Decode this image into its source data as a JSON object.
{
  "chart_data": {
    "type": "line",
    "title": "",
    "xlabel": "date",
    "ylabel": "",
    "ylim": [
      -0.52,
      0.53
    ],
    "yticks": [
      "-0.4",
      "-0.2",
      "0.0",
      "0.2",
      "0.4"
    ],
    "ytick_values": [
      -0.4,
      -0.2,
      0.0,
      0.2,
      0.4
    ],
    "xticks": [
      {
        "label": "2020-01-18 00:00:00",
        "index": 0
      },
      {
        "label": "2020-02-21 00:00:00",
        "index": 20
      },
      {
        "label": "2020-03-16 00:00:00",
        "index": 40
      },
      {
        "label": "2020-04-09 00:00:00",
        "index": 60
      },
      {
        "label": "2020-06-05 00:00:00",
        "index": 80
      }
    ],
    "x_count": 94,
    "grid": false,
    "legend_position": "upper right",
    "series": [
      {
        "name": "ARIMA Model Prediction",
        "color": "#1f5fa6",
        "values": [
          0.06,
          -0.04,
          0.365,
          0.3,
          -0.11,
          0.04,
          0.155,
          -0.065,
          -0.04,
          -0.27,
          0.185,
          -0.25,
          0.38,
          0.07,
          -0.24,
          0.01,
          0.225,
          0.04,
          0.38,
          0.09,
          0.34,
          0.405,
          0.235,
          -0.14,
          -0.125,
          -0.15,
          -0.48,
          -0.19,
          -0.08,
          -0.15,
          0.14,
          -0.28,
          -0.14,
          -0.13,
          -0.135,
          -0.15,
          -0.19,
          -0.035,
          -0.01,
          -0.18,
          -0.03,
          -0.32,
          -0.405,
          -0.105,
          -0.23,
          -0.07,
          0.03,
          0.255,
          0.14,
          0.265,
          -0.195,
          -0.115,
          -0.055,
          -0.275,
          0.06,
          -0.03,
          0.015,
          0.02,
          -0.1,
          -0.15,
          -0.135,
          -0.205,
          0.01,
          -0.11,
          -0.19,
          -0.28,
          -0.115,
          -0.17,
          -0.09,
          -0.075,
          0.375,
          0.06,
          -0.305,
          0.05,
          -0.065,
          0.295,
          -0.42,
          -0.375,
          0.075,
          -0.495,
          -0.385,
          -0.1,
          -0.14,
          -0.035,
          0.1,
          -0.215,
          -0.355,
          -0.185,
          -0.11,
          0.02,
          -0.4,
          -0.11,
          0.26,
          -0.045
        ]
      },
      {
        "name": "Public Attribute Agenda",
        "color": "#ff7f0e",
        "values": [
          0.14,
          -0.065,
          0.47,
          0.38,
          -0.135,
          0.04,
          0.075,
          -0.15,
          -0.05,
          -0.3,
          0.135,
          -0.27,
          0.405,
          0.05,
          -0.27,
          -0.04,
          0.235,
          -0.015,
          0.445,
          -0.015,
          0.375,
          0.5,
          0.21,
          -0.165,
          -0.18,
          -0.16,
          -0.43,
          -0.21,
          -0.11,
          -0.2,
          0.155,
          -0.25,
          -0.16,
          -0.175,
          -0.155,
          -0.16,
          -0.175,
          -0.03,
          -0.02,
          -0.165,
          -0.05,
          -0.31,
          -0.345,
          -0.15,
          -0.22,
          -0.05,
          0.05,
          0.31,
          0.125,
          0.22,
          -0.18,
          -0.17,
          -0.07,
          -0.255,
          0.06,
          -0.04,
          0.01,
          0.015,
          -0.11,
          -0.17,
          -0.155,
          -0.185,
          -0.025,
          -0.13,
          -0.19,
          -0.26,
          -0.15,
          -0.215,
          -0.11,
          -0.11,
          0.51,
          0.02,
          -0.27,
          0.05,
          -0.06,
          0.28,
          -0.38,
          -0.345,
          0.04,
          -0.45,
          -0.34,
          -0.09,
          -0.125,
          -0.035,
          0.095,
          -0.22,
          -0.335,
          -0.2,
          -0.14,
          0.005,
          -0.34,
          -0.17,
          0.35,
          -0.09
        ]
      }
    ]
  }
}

━━━━━━━━

■ AIM OF THE TASK ■
Repeat the records above exactly as they appear.

■ EXERCISE OUTPUT ■
Decode this image into its source data as a JSON object.
{
  "chart_data": {
    "type": "line",
    "title": "",
    "xlabel": "date",
    "ylabel": "",
    "ylim": [
      -0.52,
      0.53
    ],
    "yticks": [
      "-0.4",
      "-0.2",
      "0.0",
      "0.2",
      "0.4"
    ],
    "ytick_values": [
      -0.4,
      -0.2,
      0.0,
      0.2,
      0.4
    ],
    "xticks": [
      {
        "label": "2020-01-18 00:00:00",
        "index": 0
      },
      {
        "label": "2020-02-21 00:00:00",
        "index": 20
      },
      {
        "label": "2020-03-16 00:00:00",
        "index": 40
      },
      {
        "label": "2020-04-09 00:00:00",
        "index": 60
      },
      {
        "label": "2020-06-05 00:00:00",
        "index": 80
      }
    ],
    "x_count": 94,
    "grid": false,
    "legend_position": "upper right",
    "series": [
      {
        "name": "ARIMA Model Prediction",
        "color": "#1f5fa6",
        "values": [
          0.06,
          -0.04,
          0.365,
          0.3,
          -0.11,
          0.04,
          0.155,
          -0.065,
          -0.04,
          -0.27,
          0.185,
          -0.25,
          0.38,
          0.07,
          -0.24,
          0.01,
          0.225,
          0.04,
          0.38,
          0.09,
          0.34,
          0.405,
          0.235,
          -0.14,
          -0.125,
          -0.15,
          -0.48,
          -0.19,
          -0.08,
          -0.15,
          0.14,
          -0.28,
          -0.14,
          -0.13,
          -0.135,
          -0.15,
          -0.19,
          -0.035,
          -0.01,
          -0.18,
          -0.03,
          -0.32,
          -0.405,
          -0.105,
          -0.23,
          -0.07,
          0.03,
          0.255,
          0.14,
          0.265,
          -0.195,
          -0.115,
          -0.055,
          -0.275,
          0.06,
          -0.03,
          0.015,
          0.02,
          -0.1,
          -0.15,
          -0.135,
          -0.205,
          0.01,
          -0.11,
          -0.19,
          -0.28,
          -0.115,
          -0.17,
          -0.09,
          -0.075,
          0.375,
          0.06,
          -0.305,
          0.05,
          -0.065,
          0.295,
          -0.42,
          -0.375,
          0.075,
          -0.495,
          -0.385,
          -0.1,
          -0.14,
          -0.035,
          0.1,
          -0.215,
          -0.355,
          -0.185,
          -0.11,
          0.02,
          -0.4,
          -0.11,
          0.26,
          -0.045
        ]
      },
      {
        "name": "Public Attribute Agenda",
        "color": "#ff7f0e",
        "values": [
          0.14,
          -0.065,
          0.47,
          0.38,
          -0.135,
          0.04,
          0.075,
          -0.15,
          -0.05,
          -0.3,
          0.135,
          -0.27,
          0.405,
          0.05,
          -0.27,
          -0.04,
          0.235,
          -0.015,
          0.445,
          -0.015,
          0.375,
          0.5,
          0.21,
          -0.165,
          -0.18,
          -0.16,
          -0.43,
          -0.21,
          -0.11,
          -0.2,
          0.155,
          -0.25,
          -0.16,
          -0.175,
          -0.155,
          -0.16,
          -0.175,
          -0.03,
          -0.02,
          -0.165,
          -0.05,
          -0.31,
          -0.345,
          -0.15,
          -0.22,
          -0.05,
          0.05,
          0.31,
          0.125,
          0.22,
          -0.18,
          -0.17,
          -0.07,
          -0.255,
          0.06,
          -0.04,
          0.01,
          0.015,
          -0.11,
          -0.17,
          -0.155,
          -0.185,
          -0.025,
          -0.13,
          -0.19,
          -0.26,
          -0.15,
          -0.215,
          -0.11,
          -0.11,
          0.51,
          0.02,
          -0.27,
          0.05,
          -0.06,
          0.28,
          -0.38,
          -0.345,
          0.04,
          -0.45,
          -0.34,
          -0.09,
          -0.125,
          -0.035,
          0.095,
          -0.22,
          -0.335,
          -0.2,
          -0.14,
          0.005,
          -0.34,
          -0.17,
          0.35,
          -0.09
        ]
      }
    ]
  }
}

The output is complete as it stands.